--- WRITTEN PROBLEM ---
Would you restate all the data that follows, word for word?

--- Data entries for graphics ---
++++++++++

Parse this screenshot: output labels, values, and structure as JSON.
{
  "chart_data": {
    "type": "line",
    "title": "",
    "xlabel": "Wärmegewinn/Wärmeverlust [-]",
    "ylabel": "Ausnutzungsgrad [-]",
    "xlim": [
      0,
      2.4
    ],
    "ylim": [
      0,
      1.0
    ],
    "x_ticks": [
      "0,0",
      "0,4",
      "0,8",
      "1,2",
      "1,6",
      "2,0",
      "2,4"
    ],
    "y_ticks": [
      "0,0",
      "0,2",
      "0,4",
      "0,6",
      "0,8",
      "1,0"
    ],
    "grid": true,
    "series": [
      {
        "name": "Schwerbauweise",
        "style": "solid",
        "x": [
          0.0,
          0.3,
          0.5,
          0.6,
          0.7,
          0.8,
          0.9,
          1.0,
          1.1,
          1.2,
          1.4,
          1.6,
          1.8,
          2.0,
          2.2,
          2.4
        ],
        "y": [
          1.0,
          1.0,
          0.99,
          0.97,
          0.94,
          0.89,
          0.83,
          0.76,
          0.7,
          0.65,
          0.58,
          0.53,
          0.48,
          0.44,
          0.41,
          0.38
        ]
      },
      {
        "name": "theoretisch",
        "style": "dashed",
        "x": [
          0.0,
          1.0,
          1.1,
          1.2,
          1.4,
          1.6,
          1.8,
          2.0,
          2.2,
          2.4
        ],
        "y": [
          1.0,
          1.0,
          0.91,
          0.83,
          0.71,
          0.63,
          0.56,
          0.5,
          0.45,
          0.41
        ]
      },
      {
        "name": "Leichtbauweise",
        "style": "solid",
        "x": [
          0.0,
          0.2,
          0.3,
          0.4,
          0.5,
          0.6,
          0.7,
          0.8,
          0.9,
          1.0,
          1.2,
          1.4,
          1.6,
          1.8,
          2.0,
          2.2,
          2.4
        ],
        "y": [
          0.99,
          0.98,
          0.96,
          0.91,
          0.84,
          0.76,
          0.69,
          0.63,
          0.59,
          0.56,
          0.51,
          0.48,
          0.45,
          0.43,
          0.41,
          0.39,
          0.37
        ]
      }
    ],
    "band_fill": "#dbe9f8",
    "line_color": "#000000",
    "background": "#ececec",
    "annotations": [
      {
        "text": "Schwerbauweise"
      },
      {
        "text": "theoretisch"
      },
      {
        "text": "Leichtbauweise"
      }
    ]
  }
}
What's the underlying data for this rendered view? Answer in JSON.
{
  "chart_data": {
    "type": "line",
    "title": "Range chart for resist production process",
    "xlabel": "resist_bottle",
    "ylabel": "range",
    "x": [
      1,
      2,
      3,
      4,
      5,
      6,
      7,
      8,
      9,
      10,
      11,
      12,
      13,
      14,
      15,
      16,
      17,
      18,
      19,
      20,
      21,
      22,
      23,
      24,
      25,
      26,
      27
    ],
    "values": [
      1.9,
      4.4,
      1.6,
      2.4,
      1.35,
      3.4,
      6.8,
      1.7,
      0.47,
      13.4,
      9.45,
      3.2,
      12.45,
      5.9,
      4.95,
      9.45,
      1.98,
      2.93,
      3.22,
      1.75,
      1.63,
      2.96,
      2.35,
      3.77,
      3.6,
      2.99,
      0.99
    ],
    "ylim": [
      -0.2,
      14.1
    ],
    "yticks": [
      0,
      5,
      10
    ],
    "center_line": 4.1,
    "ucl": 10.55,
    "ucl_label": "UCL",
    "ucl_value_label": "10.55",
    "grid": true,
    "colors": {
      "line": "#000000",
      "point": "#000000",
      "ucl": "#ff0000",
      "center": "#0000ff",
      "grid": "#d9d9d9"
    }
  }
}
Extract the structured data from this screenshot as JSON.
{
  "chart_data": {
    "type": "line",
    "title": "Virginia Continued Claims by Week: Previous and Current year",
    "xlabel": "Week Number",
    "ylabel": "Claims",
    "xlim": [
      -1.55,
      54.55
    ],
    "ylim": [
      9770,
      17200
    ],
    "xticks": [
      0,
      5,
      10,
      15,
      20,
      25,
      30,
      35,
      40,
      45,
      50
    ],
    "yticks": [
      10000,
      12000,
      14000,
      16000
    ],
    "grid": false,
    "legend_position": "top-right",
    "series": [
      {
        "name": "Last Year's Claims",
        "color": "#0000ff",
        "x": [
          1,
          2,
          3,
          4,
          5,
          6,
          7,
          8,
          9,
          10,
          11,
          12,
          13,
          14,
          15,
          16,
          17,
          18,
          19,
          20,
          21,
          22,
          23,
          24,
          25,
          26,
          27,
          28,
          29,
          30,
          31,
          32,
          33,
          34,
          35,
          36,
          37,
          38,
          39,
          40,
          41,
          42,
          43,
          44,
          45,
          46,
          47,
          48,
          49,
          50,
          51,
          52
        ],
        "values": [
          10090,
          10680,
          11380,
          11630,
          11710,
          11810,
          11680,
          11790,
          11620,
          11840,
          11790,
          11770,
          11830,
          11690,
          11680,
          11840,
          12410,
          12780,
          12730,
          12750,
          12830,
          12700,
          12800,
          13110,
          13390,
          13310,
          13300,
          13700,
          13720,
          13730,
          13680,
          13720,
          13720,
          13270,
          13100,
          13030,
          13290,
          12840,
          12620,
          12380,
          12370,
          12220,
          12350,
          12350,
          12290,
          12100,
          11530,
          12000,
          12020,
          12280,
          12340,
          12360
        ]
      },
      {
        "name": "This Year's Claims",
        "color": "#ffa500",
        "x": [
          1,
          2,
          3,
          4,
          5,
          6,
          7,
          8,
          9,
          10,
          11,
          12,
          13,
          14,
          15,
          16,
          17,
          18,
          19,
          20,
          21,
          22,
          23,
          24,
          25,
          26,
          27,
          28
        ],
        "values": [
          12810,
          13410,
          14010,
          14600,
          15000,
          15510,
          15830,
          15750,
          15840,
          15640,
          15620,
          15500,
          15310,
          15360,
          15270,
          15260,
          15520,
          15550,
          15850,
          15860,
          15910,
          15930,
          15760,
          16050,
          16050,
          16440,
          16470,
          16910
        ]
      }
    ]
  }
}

++++++++++

--- OUTPUT OF THE EXERCISE ---
Parse this screenshot: output labels, values, and structure as JSON.
{
  "chart_data": {
    "type": "line",
    "title": "",
    "xlabel": "Wärmegewinn/Wärmeverlust [-]",
    "ylabel": "Ausnutzungsgrad [-]",
    "xlim": [
      0,
      2.4
    ],
    "ylim": [
      0,
      1.0
    ],
    "x_ticks": [
      "0,0",
      "0,4",
      "0,8",
      "1,2",
      "1,6",
      "2,0",
      "2,4"
    ],
    "y_ticks": [
      "0,0",
      "0,2",
      "0,4",
      "0,6",
      "0,8",
      "1,0"
    ],
    "grid": true,
    "series": [
      {
        "name": "Schwerbauweise",
        "style": "solid",
        "x": [
          0.0,
          0.3,
          0.5,
          0.6,
          0.7,
          0.8,
          0.9,
          1.0,
          1.1,
          1.2,
          1.4,
          1.6,
          1.8,
          2.0,
          2.2,
          2.4
        ],
        "y": [
          1.0,
          1.0,
          0.99,
          0.97,
          0.94,
          0.89,
          0.83,
          0.76,
          0.7,
          0.65,
          0.58,
          0.53,
          0.48,
          0.44,
          0.41,
          0.38
        ]
      },
      {
        "name": "theoretisch",
        "style": "dashed",
        "x": [
          0.0,
          1.0,
          1.1,
          1.2,
          1.4,
          1.6,
          1.8,
          2.0,
          2.2,
          2.4
        ],
        "y": [
          1.0,
          1.0,
          0.91,
          0.83,
          0.71,
          0.63,
          0.56,
          0.5,
          0.45,
          0.41
        ]
      },
      {
        "name": "Leichtbauweise",
        "style": "solid",
        "x": [
          0.0,
          0.2,
          0.3,
          0.4,
          0.5,
          0.6,
          0.7,
          0.8,
          0.9,
          1.0,
          1.2,
          1.4,
          1.6,
          1.8,
          2.0,
          2.2,
          2.4
        ],
        "y": [
          0.99,
          0.98,
          0.96,
          0.91,
          0.84,
          0.76,
          0.69,
          0.63,
          0.59,
          0.56,
          0.51,
          0.48,
          0.45,
          0.43,
          0.41,
          0.39,
          0.37
        ]
      }
    ],
    "band_fill": "#dbe9f8",
    "line_color": "#000000",
    "background": "#ececec",
    "annotations": [
      {
        "text": "Schwerbauweise"
      },
      {
        "text": "theoretisch"
      },
      {
        "text": "Leichtbauweise"
      }
    ]
  }
}
What's the underlying data for this rendered view? Answer in JSON.
{
  "chart_data": {
    "type": "line",
    "title": "Range chart for resist production process",
    "xlabel": "resist_bottle",
    "ylabel": "range",
    "x": [
      1,
      2,
      3,
      4,
      5,
      6,
      7,
      8,
      9,
      10,
      11,
      12,
      13,
      14,
      15,
      16,
      17,
      18,
      19,
      20,
      21,
      22,
      23,
      24,
      25,
      26,
      27
    ],
    "values": [
      1.9,
      4.4,
      1.6,
      2.4,
      1.35,
      3.4,
      6.8,
      1.7,
      0.47,
      13.4,
      9.45,
      3.2,
      12.45,
      5.9,
      4.95,
      9.45,
      1.98,
      2.93,
      3.22,
      1.75,
      1.63,
      2.96,
      2.35,
      3.77,
      3.6,
      2.99,
      0.99
    ],
    "ylim": [
      -0.2,
      14.1
    ],
    "yticks": [
      0,
      5,
      10
    ],
    "center_line": 4.1,
    "ucl": 10.55,
    "ucl_label": "UCL",
    "ucl_value_label": "10.55",
    "grid": true,
    "colors": {
      "line": "#000000",
      "point": "#000000",
      "ucl": "#ff0000",
      "center": "#0000ff",
      "grid": "#d9d9d9"
    }
  }
}
Extract the structured data from this screenshot as JSON.
{
  "chart_data": {
    "type": "line",
    "title": "Virginia Continued Claims by Week: Previous and Current year",
    "xlabel": "Week Number",
    "ylabel": "Claims",
    "xlim": [
      -1.55,
      54.55
    ],
    "ylim": [
      9770,
      17200
    ],
    "xticks": [
      0,
      5,
      10,
      15,
      20,
      25,
      30,
      35,
      40,
      45,
      50
    ],
    "yticks": [
      10000,
      12000,
      14000,
      16000
    ],
    "grid": false,
    "legend_position": "top-right",
    "series": [
      {
        "name": "Last Year's Claims",
        "color": "#0000ff",
        "x": [
          1,
          2,
          3,
          4,
          5,
          6,
          7,
          8,
          9,
          10,
          11,
          12,
          13,
          14,
          15,
          16,
          17,
          18,
          19,
          20,
          21,
          22,
          23,
          24,
          25,
          26,
          27,
          28,
          29,
          30,
          31,
          32,
          33,
          34,
          35,
          36,
          37,
          38,
          39,
          40,
          41,
          42,
          43,
          44,
          45,
          46,
          47,
          48,
          49,
          50,
          51,
          52
        ],
        "values": [
          10090,
          10680,
          11380,
          11630,
          11710,
          11810,
          11680,
          11790,
          11620,
          11840,
          11790,
          11770,
          11830,
          11690,
          11680,
          11840,
          12410,
          12780,
          12730,
          12750,
          12830,
          12700,
          12800,
          13110,
          13390,
          13310,
          13300,
          13700,
          13720,
          13730,
          13680,
          13720,
          13720,
          13270,
          13100,
          13030,
          13290,
          12840,
          12620,
          12380,
          12370,
          12220,
          12350,
          12350,
          12290,
          12100,
          11530,
          12000,
          12020,
          12280,
          12340,
          12360
        ]
      },
      {
        "name": "This Year's Claims",
        "color": "#ffa500",
        "x": [
          1,
          2,
          3,
          4,
          5,
          6,
          7,
          8,
          9,
          10,
          11,
          12,
          13,
          14,
          15,
          16,
          17,
          18,
          19,
          20,
          21,
          22,
          23,
          24,
          25,
          26,
          27,
          28
        ],
        "values": [
          12810,
          13410,
          14010,
          14600,
          15000,
          15510,
          15830,
          15750,
          15840,
          15640,
          15620,
          15500,
          15310,
          15360,
          15270,
          15260,
          15520,
          15550,
          15850,
          15860,
          15910,
          15930,
          15760,
          16050,
          16050,
          16440,
          16470,
          16910
        ]
      }
    ]
  }
}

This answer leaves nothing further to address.